→ **Supplied material**:
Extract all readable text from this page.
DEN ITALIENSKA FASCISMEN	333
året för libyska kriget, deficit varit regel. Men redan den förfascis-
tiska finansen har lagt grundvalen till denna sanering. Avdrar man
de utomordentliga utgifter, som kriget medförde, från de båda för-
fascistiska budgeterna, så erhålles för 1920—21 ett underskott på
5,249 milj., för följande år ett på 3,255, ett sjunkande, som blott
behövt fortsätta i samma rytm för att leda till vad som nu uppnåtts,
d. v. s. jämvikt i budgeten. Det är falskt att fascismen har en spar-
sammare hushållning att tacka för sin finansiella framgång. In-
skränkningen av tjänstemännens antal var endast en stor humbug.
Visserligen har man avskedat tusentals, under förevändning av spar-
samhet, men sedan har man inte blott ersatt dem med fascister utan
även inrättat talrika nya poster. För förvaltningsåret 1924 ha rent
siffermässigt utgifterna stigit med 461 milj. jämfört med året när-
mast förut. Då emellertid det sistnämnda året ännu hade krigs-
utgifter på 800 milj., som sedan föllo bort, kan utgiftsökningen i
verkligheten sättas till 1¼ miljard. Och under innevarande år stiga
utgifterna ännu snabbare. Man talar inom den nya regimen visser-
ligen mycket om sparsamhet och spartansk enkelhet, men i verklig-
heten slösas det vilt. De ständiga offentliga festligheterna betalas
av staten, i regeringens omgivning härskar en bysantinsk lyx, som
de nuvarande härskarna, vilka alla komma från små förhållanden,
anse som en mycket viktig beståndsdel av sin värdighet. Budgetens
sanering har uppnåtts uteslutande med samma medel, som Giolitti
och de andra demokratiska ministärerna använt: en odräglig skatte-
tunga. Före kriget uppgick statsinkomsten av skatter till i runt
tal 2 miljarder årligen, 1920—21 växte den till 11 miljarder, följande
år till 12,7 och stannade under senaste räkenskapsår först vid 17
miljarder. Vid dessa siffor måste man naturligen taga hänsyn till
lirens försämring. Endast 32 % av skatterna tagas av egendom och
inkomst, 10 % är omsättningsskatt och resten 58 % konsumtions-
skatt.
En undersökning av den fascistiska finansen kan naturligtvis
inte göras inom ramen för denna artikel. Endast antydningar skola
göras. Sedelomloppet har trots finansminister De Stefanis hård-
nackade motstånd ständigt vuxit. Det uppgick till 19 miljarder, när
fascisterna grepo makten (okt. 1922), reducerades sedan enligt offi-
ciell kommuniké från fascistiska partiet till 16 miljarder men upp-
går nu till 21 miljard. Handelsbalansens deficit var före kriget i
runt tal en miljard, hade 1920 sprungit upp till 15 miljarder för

→ **Task brief**:
Retype all of the entries precisely as they are.

→ **Output of the task**:
Extract all readable text from this page.
DEN ITALIENSKA FASCISMEN	333
året för libyska kriget, deficit varit regel. Men redan den förfascis-
tiska finansen har lagt grundvalen till denna sanering. Avdrar man
de utomordentliga utgifter, som kriget medförde, från de båda för-
fascistiska budgeterna, så erhålles för 1920—21 ett underskott på
5,249 milj., för följande år ett på 3,255, ett sjunkande, som blott
behövt fortsätta i samma rytm för att leda till vad som nu uppnåtts,
d. v. s. jämvikt i budgeten. Det är falskt att fascismen har en spar-
sammare hushållning att tacka för sin finansiella framgång. In-
skränkningen av tjänstemännens antal var endast en stor humbug.
Visserligen har man avskedat tusentals, under förevändning av spar-
samhet, men sedan har man inte blott ersatt dem med fascister utan
även inrättat talrika nya poster. För förvaltningsåret 1924 ha rent
siffermässigt utgifterna stigit med 461 milj. jämfört med året när-
mast förut. Då emellertid det sistnämnda året ännu hade krigs-
utgifter på 800 milj., som sedan föllo bort, kan utgiftsökningen i
verkligheten sättas till 1¼ miljard. Och under innevarande år stiga
utgifterna ännu snabbare. Man talar inom den nya regimen visser-
ligen mycket om sparsamhet och spartansk enkelhet, men i verklig-
heten slösas det vilt. De ständiga offentliga festligheterna betalas
av staten, i regeringens omgivning härskar en bysantinsk lyx, som
de nuvarande härskarna, vilka alla komma från små förhållanden,
anse som en mycket viktig beståndsdel av sin värdighet. Budgetens
sanering har uppnåtts uteslutande med samma medel, som Giolitti
och de andra demokratiska ministärerna använt: en odräglig skatte-
tunga. Före kriget uppgick statsinkomsten av skatter till i runt
tal 2 miljarder årligen, 1920—21 växte den till 11 miljarder, följande
år till 12,7 och stannade under senaste räkenskapsår först vid 17
miljarder. Vid dessa siffor måste man naturligen taga hänsyn till
lirens försämring. Endast 32 % av skatterna tagas av egendom och
inkomst, 10 % är omsättningsskatt och resten 58 % konsumtions-
skatt.
En undersökning av den fascistiska finansen kan naturligtvis
inte göras inom ramen för denna artikel. Endast antydningar skola
göras. Sedelomloppet har trots finansminister De Stefanis hård-
nackade motstånd ständigt vuxit. Det uppgick till 19 miljarder, när
fascisterna grepo makten (okt. 1922), reducerades sedan enligt offi-
ciell kommuniké från fascistiska partiet till 16 miljarder men upp-
går nu till 21 miljard. Handelsbalansens deficit var före kriget i
runt tal en miljard, hade 1920 sprungit upp till 15 miljarder för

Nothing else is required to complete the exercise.